## TASK TO COMPLETE
Locate every line below that contains the word "color" and copy it.

## DATA PROVIDED
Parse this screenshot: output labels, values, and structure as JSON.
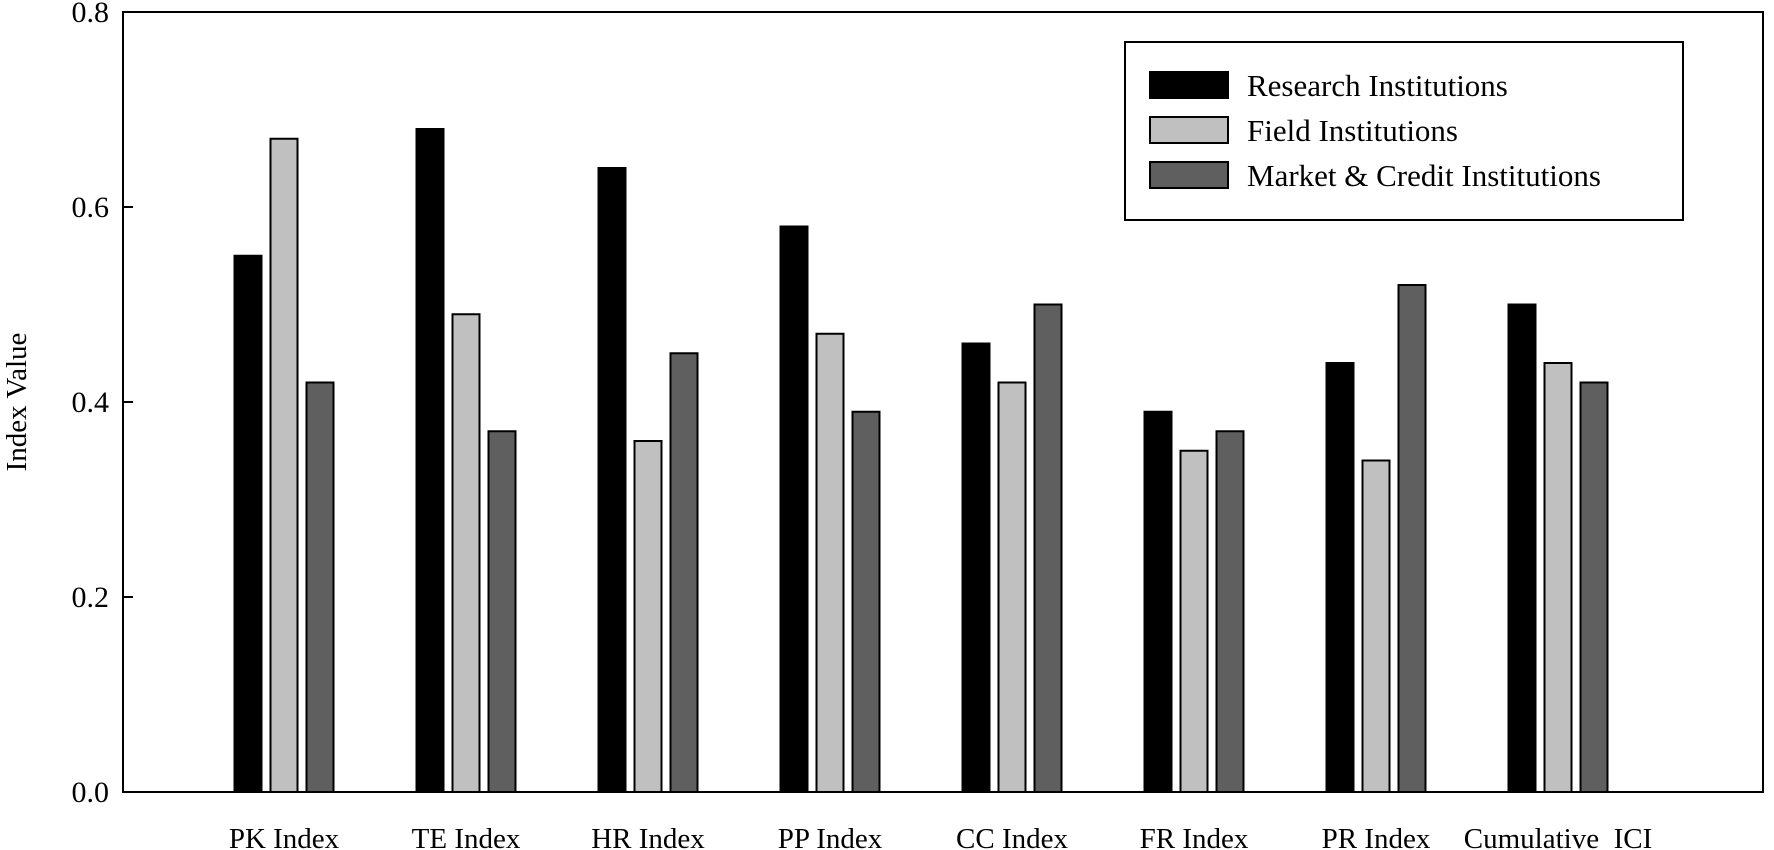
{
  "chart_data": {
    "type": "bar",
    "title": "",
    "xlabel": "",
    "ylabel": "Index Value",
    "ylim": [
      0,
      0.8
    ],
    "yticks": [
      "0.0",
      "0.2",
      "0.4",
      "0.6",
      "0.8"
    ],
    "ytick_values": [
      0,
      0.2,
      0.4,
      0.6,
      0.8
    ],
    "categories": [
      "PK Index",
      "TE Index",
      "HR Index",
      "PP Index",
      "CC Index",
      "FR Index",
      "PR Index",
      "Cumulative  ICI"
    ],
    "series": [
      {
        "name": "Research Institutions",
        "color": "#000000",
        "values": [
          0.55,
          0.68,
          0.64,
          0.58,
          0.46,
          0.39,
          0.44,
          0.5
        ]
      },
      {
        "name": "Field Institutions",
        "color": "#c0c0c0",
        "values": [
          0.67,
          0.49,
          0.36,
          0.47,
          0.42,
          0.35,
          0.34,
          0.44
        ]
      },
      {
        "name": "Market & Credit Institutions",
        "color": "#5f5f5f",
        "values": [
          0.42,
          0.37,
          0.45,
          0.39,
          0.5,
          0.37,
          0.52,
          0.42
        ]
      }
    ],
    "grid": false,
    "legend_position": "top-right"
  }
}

## ANSWER TO THE TASK
        "color": "#000000",
        "color": "#c0c0c0",
        "color": "#5f5f5f",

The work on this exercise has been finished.